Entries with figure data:
══════
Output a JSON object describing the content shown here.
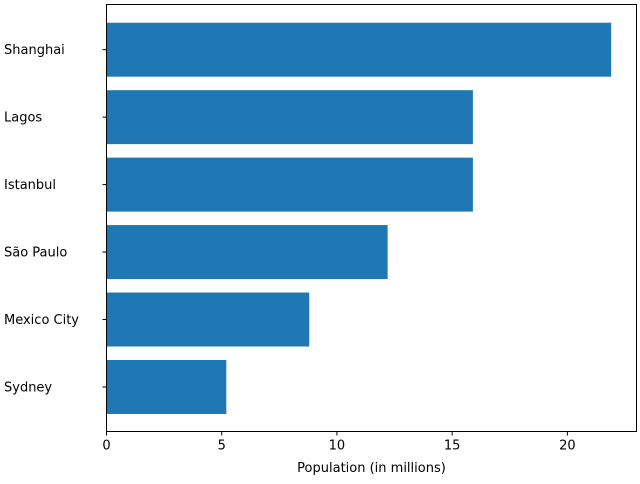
{
  "chart_data": {
    "type": "bar",
    "orientation": "horizontal",
    "categories": [
      "Shanghai",
      "Lagos",
      "Istanbul",
      "São Paulo",
      "Mexico City",
      "Sydney"
    ],
    "values": [
      21.9,
      15.9,
      15.9,
      12.2,
      8.8,
      5.2
    ],
    "xlabel": "Population (in millions)",
    "ylabel": "",
    "title": "",
    "xlim": [
      0,
      23
    ],
    "xticks": [
      0,
      5,
      10,
      15,
      20
    ],
    "grid": false,
    "bar_color": "#1f77b4"
  }
}
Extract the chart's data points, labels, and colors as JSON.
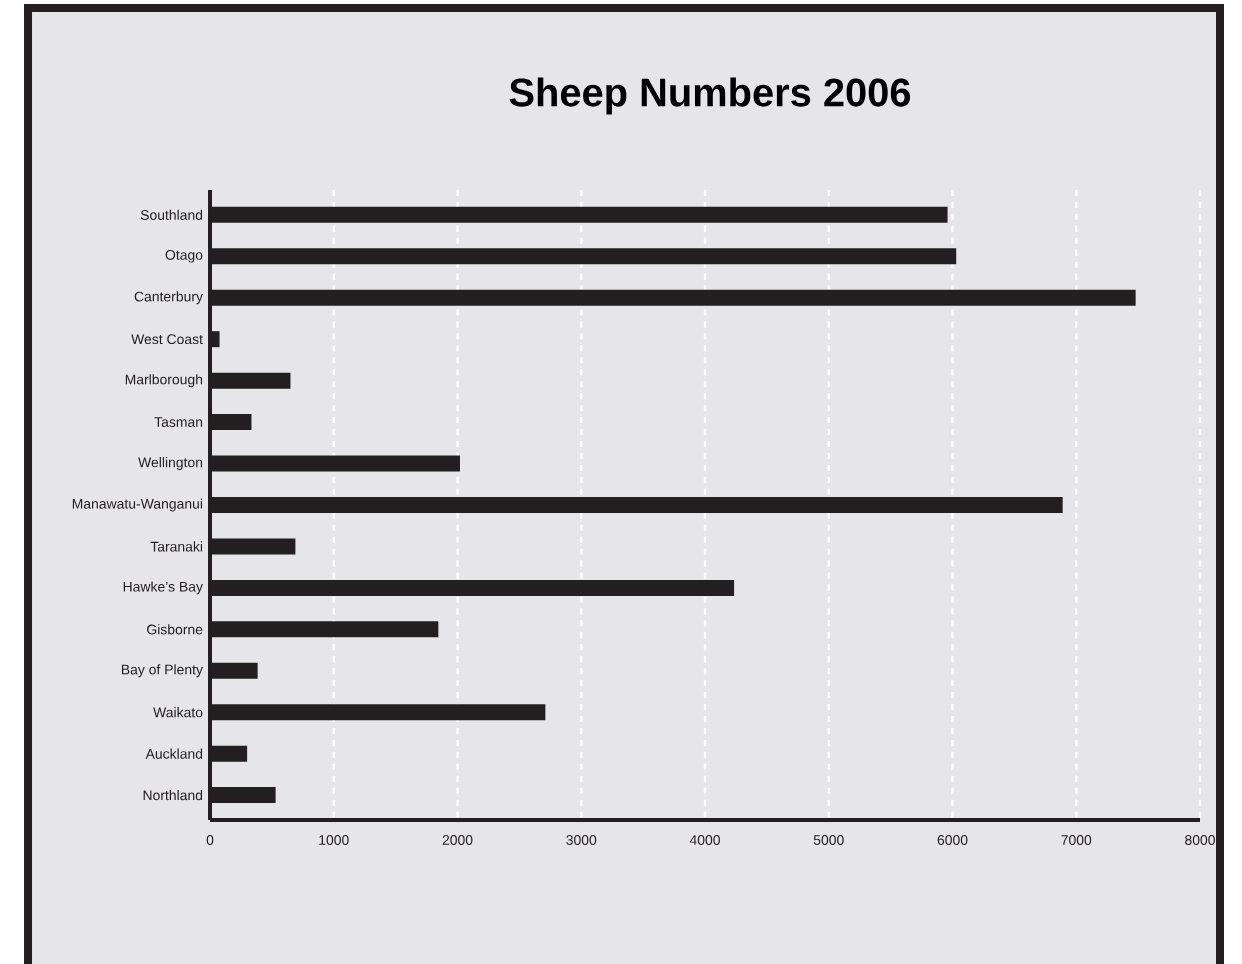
{
  "chart_data": {
    "type": "bar",
    "orientation": "horizontal",
    "title": "Sheep Numbers 2006",
    "categories": [
      "Southland",
      "Otago",
      "Canterbury",
      "West Coast",
      "Marlborough",
      "Tasman",
      "Wellington",
      "Manawatu-Wanganui",
      "Taranaki",
      "Hawke’s Bay",
      "Gisborne",
      "Bay of Plenty",
      "Waikato",
      "Auckland",
      "Northland"
    ],
    "values": [
      5960,
      6030,
      7480,
      77,
      650,
      335,
      2020,
      6890,
      690,
      4235,
      1845,
      385,
      2710,
      300,
      530
    ],
    "color": "#231f20",
    "xlim": [
      0,
      8000
    ],
    "xticks": [
      0,
      1000,
      2000,
      3000,
      4000,
      5000,
      6000,
      7000,
      8000
    ],
    "grid": "x"
  }
}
══════
# Task prompt
Repeat the material above in full and exactly, apart from the pictures.

# Response to the exercise
Output a JSON object describing the content shown here.
{
  "chart_data": {
    "type": "bar",
    "orientation": "horizontal",
    "categories": [
      "Shanghai",
      "Lagos",
      "Istanbul",
      "São Paulo",
      "Mexico City",
      "Sydney"
    ],
    "values": [
      21.9,
      15.9,
      15.9,
      12.2,
      8.8,
      5.2
    ],
    "xlabel": "Population (in millions)",
    "ylabel": "",
    "title": "",
    "xlim": [
      0,
      23
    ],
    "xticks": [
      0,
      5,
      10,
      15,
      20
    ],
    "grid": false,
    "bar_color": "#1f77b4"
  }
}
Extract the chart's data points, labels, and colors as JSON.
{
  "chart_data": {
    "type": "bar",
    "orientation": "horizontal",
    "title": "Sheep Numbers 2006",
    "categories": [
      "Southland",
      "Otago",
      "Canterbury",
      "West Coast",
      "Marlborough",
      "Tasman",
      "Wellington",
      "Manawatu-Wanganui",
      "Taranaki",
      "Hawke’s Bay",
      "Gisborne",
      "Bay of Plenty",
      "Waikato",
      "Auckland",
      "Northland"
    ],
    "values": [
      5960,
      6030,
      7480,
      77,
      650,
      335,
      2020,
      6890,
      690,
      4235,
      1845,
      385,
      2710,
      300,
      530
    ],
    "color": "#231f20",
    "xlim": [
      0,
      8000
    ],
    "xticks": [
      0,
      1000,
      2000,
      3000,
      4000,
      5000,
      6000,
      7000,
      8000
    ],
    "grid": "x"
  }
}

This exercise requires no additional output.